→ The exercise
Scan the material that follows. Copy every line containing the word "name".

→ Records for the exercise

----------

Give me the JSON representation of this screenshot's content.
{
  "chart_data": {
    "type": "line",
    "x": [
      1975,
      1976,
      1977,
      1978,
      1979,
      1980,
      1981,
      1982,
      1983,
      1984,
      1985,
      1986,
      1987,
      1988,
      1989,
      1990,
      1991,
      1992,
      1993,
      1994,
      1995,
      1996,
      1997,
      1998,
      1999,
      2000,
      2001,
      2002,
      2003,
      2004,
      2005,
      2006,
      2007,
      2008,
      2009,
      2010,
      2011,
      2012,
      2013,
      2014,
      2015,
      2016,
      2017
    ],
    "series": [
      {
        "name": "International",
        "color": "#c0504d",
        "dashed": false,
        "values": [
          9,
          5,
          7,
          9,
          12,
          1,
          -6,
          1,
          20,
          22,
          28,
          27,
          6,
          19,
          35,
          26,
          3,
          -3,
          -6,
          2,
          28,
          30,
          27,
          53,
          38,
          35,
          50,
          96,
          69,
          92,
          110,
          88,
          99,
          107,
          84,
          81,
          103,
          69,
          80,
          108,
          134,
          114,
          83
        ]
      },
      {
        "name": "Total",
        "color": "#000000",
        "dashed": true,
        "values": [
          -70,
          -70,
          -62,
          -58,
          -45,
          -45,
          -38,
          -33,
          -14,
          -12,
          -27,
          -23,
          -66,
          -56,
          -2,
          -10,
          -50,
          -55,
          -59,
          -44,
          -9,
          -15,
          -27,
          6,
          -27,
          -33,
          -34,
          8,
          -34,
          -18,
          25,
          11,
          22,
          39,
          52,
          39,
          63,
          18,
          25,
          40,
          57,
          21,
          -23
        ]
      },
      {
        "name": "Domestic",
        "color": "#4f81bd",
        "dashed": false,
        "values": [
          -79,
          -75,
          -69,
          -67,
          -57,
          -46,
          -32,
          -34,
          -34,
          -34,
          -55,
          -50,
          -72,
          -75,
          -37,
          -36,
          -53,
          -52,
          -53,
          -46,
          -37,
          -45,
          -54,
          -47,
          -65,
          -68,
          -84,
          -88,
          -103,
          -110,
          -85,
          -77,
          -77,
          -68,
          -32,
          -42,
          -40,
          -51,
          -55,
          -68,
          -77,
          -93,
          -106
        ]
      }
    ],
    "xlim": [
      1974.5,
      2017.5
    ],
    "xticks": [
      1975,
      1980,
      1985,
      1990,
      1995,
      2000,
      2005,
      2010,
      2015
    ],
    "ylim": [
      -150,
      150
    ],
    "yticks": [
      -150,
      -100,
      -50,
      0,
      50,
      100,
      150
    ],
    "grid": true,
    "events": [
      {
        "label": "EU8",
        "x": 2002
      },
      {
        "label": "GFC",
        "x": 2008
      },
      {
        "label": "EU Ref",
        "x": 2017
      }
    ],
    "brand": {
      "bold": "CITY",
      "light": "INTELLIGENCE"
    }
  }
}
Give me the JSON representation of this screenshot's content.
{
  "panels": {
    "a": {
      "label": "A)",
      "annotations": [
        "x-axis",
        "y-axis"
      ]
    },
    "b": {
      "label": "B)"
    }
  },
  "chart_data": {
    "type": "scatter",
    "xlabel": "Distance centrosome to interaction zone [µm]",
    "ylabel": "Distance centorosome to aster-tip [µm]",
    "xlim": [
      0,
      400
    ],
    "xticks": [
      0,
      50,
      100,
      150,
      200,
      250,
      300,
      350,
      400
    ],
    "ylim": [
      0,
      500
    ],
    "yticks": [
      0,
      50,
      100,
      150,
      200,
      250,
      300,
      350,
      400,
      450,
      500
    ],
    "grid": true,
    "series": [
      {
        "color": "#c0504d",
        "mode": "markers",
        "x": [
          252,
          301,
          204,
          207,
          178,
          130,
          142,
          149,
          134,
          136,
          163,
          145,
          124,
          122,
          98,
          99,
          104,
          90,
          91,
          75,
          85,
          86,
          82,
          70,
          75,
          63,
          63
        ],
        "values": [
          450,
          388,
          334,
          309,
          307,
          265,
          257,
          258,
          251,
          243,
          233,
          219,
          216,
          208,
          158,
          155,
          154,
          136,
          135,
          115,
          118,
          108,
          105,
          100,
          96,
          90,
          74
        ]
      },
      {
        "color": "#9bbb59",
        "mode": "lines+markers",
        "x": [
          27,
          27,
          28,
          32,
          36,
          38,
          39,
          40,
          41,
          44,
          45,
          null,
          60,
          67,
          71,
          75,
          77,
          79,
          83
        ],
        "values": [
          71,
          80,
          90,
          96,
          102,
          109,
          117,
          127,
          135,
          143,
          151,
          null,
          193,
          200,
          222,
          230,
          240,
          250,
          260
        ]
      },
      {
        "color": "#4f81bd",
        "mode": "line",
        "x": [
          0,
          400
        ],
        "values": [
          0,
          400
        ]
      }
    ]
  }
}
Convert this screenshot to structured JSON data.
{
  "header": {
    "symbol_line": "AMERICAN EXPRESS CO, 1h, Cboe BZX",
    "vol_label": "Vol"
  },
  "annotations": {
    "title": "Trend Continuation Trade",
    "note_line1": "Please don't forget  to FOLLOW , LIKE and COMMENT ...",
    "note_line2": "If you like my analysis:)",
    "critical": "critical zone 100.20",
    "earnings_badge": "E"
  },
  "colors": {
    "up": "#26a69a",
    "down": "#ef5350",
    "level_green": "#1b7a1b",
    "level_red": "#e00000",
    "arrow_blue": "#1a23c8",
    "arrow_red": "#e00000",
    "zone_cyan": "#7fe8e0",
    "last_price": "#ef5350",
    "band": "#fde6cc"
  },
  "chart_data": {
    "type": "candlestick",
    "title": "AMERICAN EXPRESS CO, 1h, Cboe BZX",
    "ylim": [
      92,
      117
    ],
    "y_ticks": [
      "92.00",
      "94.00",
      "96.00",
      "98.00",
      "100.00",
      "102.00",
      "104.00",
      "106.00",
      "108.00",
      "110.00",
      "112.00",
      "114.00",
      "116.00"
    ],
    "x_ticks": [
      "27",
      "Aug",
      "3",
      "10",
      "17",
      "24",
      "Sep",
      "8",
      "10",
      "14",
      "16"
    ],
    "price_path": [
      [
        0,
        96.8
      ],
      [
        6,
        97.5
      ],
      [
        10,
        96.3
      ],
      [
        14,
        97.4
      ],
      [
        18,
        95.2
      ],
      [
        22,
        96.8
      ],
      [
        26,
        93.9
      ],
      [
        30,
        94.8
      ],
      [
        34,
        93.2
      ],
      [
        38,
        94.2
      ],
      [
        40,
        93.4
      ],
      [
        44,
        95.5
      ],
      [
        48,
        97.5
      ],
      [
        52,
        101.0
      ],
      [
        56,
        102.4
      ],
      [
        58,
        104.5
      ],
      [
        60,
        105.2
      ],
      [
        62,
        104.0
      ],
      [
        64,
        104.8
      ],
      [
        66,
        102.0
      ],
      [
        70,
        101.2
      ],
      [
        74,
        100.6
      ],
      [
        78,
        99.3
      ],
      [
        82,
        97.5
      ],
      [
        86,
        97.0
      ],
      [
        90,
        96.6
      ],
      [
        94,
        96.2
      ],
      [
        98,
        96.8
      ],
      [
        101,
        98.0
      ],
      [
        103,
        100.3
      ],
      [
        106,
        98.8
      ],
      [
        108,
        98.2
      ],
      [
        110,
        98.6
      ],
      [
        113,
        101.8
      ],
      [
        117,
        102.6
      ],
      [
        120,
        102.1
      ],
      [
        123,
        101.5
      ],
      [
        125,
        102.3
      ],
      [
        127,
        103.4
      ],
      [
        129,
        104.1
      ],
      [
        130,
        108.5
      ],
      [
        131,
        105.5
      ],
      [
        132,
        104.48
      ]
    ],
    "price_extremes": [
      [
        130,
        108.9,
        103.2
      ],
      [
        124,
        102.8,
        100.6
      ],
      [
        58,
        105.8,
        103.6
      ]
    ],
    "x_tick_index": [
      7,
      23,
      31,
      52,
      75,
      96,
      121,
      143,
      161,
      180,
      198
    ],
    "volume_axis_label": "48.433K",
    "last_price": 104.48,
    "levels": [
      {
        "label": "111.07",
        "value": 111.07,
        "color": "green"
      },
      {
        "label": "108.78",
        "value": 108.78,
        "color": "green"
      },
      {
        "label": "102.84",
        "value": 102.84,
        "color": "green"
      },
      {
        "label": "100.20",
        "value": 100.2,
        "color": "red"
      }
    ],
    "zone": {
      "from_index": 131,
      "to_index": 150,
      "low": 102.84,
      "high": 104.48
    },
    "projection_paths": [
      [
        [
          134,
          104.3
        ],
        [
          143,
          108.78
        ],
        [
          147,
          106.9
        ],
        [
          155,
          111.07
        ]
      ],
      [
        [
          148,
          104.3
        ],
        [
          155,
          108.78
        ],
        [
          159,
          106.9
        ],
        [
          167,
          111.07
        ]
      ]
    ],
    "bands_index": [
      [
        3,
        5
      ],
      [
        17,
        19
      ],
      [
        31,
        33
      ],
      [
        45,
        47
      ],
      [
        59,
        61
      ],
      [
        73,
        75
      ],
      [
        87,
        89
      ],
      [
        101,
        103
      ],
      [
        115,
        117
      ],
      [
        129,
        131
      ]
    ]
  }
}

----------

→ Output of the task
        "name": "International",
        "name": "Total",
        "name": "Domestic",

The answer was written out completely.